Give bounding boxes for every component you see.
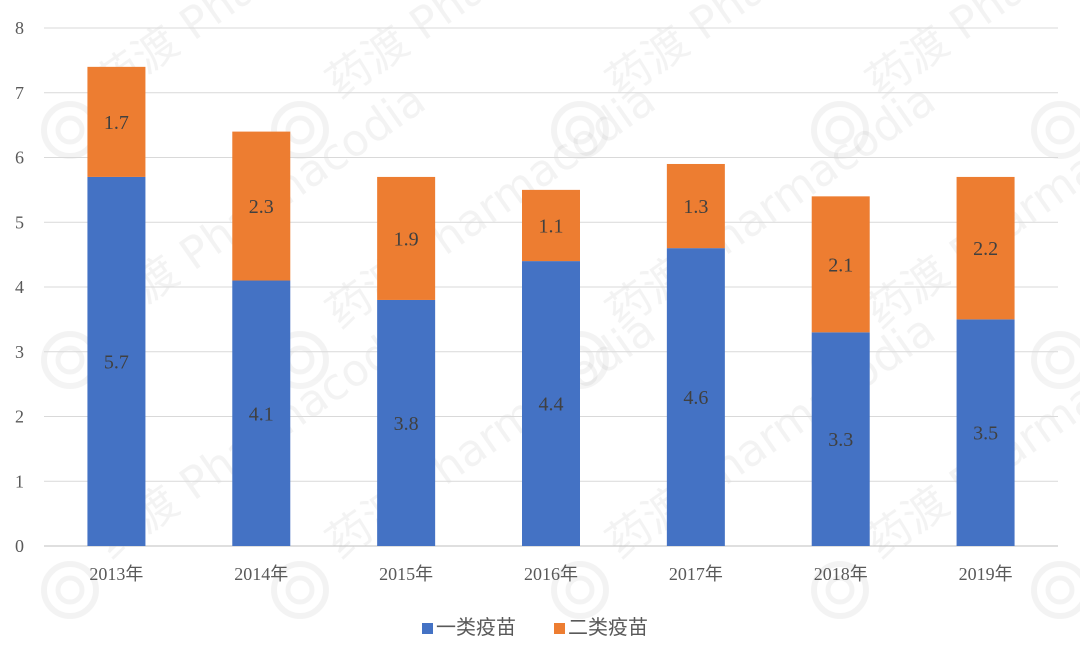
y-tick-label: 4	[15, 277, 24, 297]
legend-label: 一类疫苗	[436, 615, 516, 639]
x-tick-label: 2015年	[379, 564, 433, 584]
x-axis-ticks: 2013年 2014年 2015年 2016年 2017年 2018年 2019年	[89, 564, 1012, 584]
y-tick-label: 3	[15, 342, 24, 362]
bar-value-label: 1.1	[539, 215, 564, 237]
x-tick-label: 2018年	[814, 564, 868, 584]
bar-value-label: 5.7	[104, 351, 129, 373]
bar-value-label: 4.6	[683, 387, 708, 409]
y-tick-label: 7	[15, 83, 24, 103]
bar-segment-class2	[87, 66, 146, 177]
y-tick-label: 2	[15, 407, 24, 427]
bar-value-label: 3.3	[828, 429, 853, 451]
bar-value-label: 4.4	[539, 394, 564, 416]
y-tick-label: 1	[15, 471, 24, 491]
watermark-logo: 药渡 Pharmacodia	[1031, 0, 1080, 159]
bar-segment-class2	[956, 176, 1015, 320]
bar-value-labels: 5.7 1.7 4.1 2.3 3.8 1.9 4.4 1.1 4.6 1.3 3.3 2.1 3.5 2…	[104, 112, 998, 451]
legend-swatch	[422, 623, 433, 634]
y-tick-label: 0	[15, 536, 24, 556]
y-axis-ticks: 0 1 2 3 4 5 6 7 8	[15, 18, 24, 556]
bar-value-label: 2.2	[973, 238, 998, 260]
bar-segment-class2	[811, 196, 870, 333]
bar-value-label: 2.3	[249, 196, 274, 218]
legend: 一类疫苗 二类疫苗	[422, 615, 648, 639]
bar-segment-class2	[232, 131, 291, 281]
legend-label: 二类疫苗	[568, 615, 648, 639]
bar-value-label: 3.5	[973, 423, 998, 445]
bar-value-label: 1.3	[683, 196, 708, 218]
bar-segment-class1	[377, 299, 436, 546]
x-tick-label: 2017年	[669, 564, 723, 584]
bar-segment-class1	[811, 332, 870, 546]
x-tick-label: 2014年	[234, 564, 288, 584]
bar-value-label: 3.8	[394, 413, 419, 435]
bar-segment-class2	[522, 189, 580, 262]
bar-value-label: 4.1	[249, 403, 274, 425]
bar-segment-class1	[956, 319, 1015, 546]
bar-segment-class1	[666, 248, 725, 546]
x-tick-label: 2016年	[524, 564, 578, 584]
bar-value-label: 2.1	[828, 254, 853, 276]
y-tick-label: 8	[15, 18, 24, 38]
bar-value-label: 1.7	[104, 112, 129, 134]
bar-segment-class1	[232, 280, 291, 546]
y-tick-label: 6	[15, 148, 24, 168]
bar-value-label: 1.9	[394, 228, 419, 250]
bar-segment-class1	[87, 176, 146, 547]
x-tick-label: 2013年	[89, 564, 143, 584]
gridlines	[44, 27, 1058, 547]
bars	[87, 66, 1015, 547]
watermark-logo: 药渡 Pharmacodia	[271, 304, 665, 619]
legend-swatch	[554, 623, 565, 634]
bar-segment-class1	[522, 261, 580, 546]
x-tick-label: 2019年	[959, 564, 1013, 584]
bar-segment-class2	[377, 176, 436, 300]
y-tick-label: 5	[15, 212, 24, 232]
bar-segment-class2	[666, 163, 725, 249]
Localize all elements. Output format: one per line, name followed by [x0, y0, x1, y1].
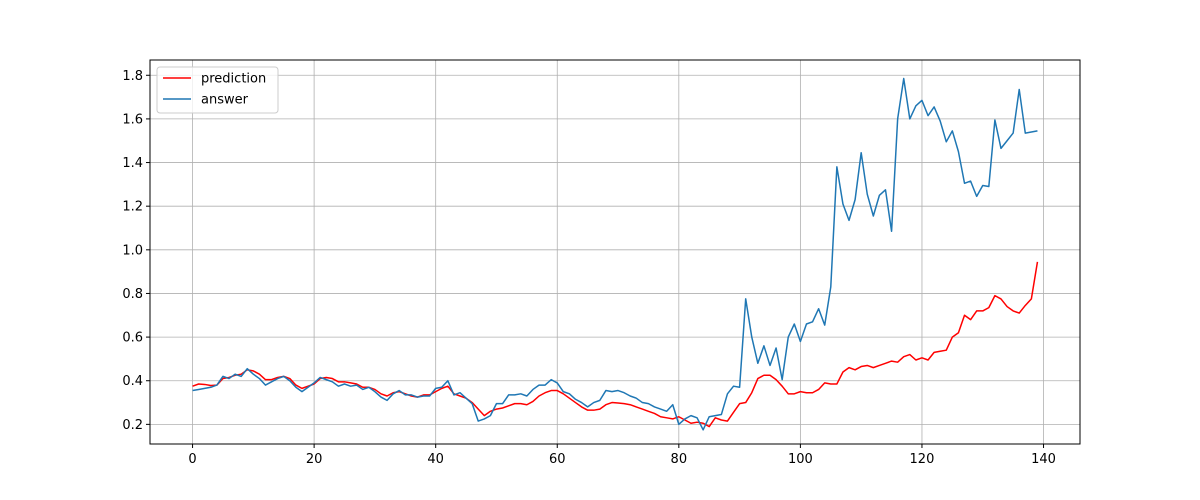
y-tick-label: 1.8	[122, 69, 143, 84]
plot-frame	[149, 59, 1081, 445]
x-tick-label: 100	[788, 452, 813, 467]
x-tick-label: 60	[549, 452, 566, 467]
y-tick-label: 0.4	[122, 374, 143, 389]
series-line-answer	[192, 77, 1038, 431]
y-tick-label: 0.8	[122, 287, 143, 302]
y-tick-label: 0.2	[122, 418, 143, 433]
y-tick-label: 1.2	[122, 200, 143, 215]
x-tick-label: 0	[188, 452, 196, 467]
x-tick-label: 120	[910, 452, 935, 467]
y-tick-label: 1.6	[122, 112, 143, 127]
x-tick-label: 40	[427, 452, 444, 467]
series-line-prediction	[192, 261, 1039, 428]
axis-ticks: 0 20 40 60 80 100 120 140 0.2 0.4 0.6 0.8 1.0 1.2 1.4 1…	[122, 69, 1056, 467]
legend-label-answer: answer	[201, 93, 249, 108]
legend-label-prediction: prediction	[201, 72, 266, 87]
grid	[150, 60, 1080, 444]
x-tick-label: 80	[671, 452, 688, 467]
y-tick-label: 1.0	[122, 243, 143, 258]
x-tick-label: 20	[306, 452, 323, 467]
series-lines	[192, 77, 1039, 431]
y-tick-label: 0.6	[122, 331, 143, 346]
x-tick-label: 140	[1031, 452, 1056, 467]
legend: prediction answer	[156, 66, 279, 114]
y-tick-label: 1.4	[122, 156, 143, 171]
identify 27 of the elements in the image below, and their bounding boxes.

## Directive
Could you copy all of the data above back out line for line, with no changes, but leave out the pictures?

## The completed task
Give bounding boxes for every component you see.
y-tick-label: 4	[15, 277, 24, 297]
legend-label: 一类疫苗	[436, 615, 516, 639]
x-tick-label: 2015年	[379, 564, 433, 584]
x-axis-ticks: 2013年 2014年 2015年 2016年 2017年 2018年 2019年	[89, 564, 1012, 584]
y-tick-label: 3	[15, 342, 24, 362]
bar-value-label: 1.1	[539, 215, 564, 237]
x-tick-label: 2018年	[814, 564, 868, 584]
bar-value-label: 5.7	[104, 351, 129, 373]
bar-value-label: 4.6	[683, 387, 708, 409]
y-tick-label: 7	[15, 83, 24, 103]
bar-segment-class2	[87, 66, 146, 177]
y-tick-label: 2	[15, 407, 24, 427]
bar-value-label: 3.3	[828, 429, 853, 451]
bar-value-label: 4.4	[539, 394, 564, 416]
y-tick-label: 1	[15, 471, 24, 491]
watermark-logo: 药渡 Pharmacodia	[1031, 0, 1080, 159]
bar-segment-class2	[956, 176, 1015, 320]
bar-value-labels: 5.7 1.7 4.1 2.3 3.8 1.9 4.4 1.1 4.6 1.3 3.3 2.1 3.5 2…	[104, 112, 998, 451]
legend-swatch	[422, 623, 433, 634]
y-tick-label: 0	[15, 536, 24, 556]
y-axis-ticks: 0 1 2 3 4 5 6 7 8	[15, 18, 24, 556]
bar-value-label: 2.2	[973, 238, 998, 260]
bar-segment-class2	[811, 196, 870, 333]
bar-value-label: 2.3	[249, 196, 274, 218]
legend: 一类疫苗 二类疫苗	[422, 615, 648, 639]
bar-segment-class2	[232, 131, 291, 281]
legend-label: 二类疫苗	[568, 615, 648, 639]
bar-value-label: 3.5	[973, 423, 998, 445]
bar-value-label: 1.3	[683, 196, 708, 218]
bar-segment-class1	[377, 299, 436, 546]
x-tick-label: 2017年	[669, 564, 723, 584]
bar-segment-class1	[811, 332, 870, 546]
x-tick-label: 2014年	[234, 564, 288, 584]
bar-value-label: 3.8	[394, 413, 419, 435]
bar-segment-class2	[522, 189, 580, 262]
bar-value-label: 4.1	[249, 403, 274, 425]
bar-segment-class1	[956, 319, 1015, 546]
bar-segment-class1	[666, 248, 725, 546]
x-tick-label: 2016年	[524, 564, 578, 584]
bar-value-label: 2.1	[828, 254, 853, 276]
y-tick-label: 8	[15, 18, 24, 38]
bar-value-label: 1.7	[104, 112, 129, 134]
bar-segment-class1	[232, 280, 291, 546]
y-tick-label: 6	[15, 148, 24, 168]
bar-value-label: 1.9	[394, 228, 419, 250]
bar-segment-class1	[87, 176, 146, 547]
x-tick-label: 2013年	[89, 564, 143, 584]
gridlines	[44, 27, 1058, 547]
bars	[87, 66, 1015, 547]
watermark-logo: 药渡 Pharmacodia	[271, 304, 665, 619]
legend-swatch	[554, 623, 565, 634]
bar-segment-class1	[522, 261, 580, 546]
x-tick-label: 2019年	[959, 564, 1013, 584]
bar-segment-class2	[377, 176, 436, 300]
y-tick-label: 5	[15, 212, 24, 232]
bar-segment-class2	[666, 163, 725, 249]
Localize all elements. Output format: one per line, name followed by [x0, y0, x1, y1].
y-tick-label: 1.8	[122, 69, 143, 84]
plot-frame	[149, 59, 1081, 445]
x-tick-label: 100	[788, 452, 813, 467]
x-tick-label: 60	[549, 452, 566, 467]
y-tick-label: 0.4	[122, 374, 143, 389]
series-line-answer	[192, 77, 1038, 431]
y-tick-label: 0.8	[122, 287, 143, 302]
y-tick-label: 0.2	[122, 418, 143, 433]
y-tick-label: 1.2	[122, 200, 143, 215]
x-tick-label: 0	[188, 452, 196, 467]
x-tick-label: 120	[910, 452, 935, 467]
y-tick-label: 1.6	[122, 112, 143, 127]
x-tick-label: 40	[427, 452, 444, 467]
series-line-prediction	[192, 261, 1039, 428]
axis-ticks: 0 20 40 60 80 100 120 140 0.2 0.4 0.6 0.8 1.0 1.2 1.4 1…	[122, 69, 1056, 467]
legend-label-answer: answer	[201, 93, 249, 108]
legend-label-prediction: prediction	[201, 72, 266, 87]
grid	[150, 60, 1080, 444]
x-tick-label: 80	[671, 452, 688, 467]
y-tick-label: 1.0	[122, 243, 143, 258]
x-tick-label: 20	[306, 452, 323, 467]
series-lines	[192, 77, 1039, 431]
y-tick-label: 0.6	[122, 331, 143, 346]
x-tick-label: 140	[1031, 452, 1056, 467]
legend: prediction answer	[156, 66, 279, 114]
y-tick-label: 1.4	[122, 156, 143, 171]
identify 27 of the elements in the image below, and their bounding boxes.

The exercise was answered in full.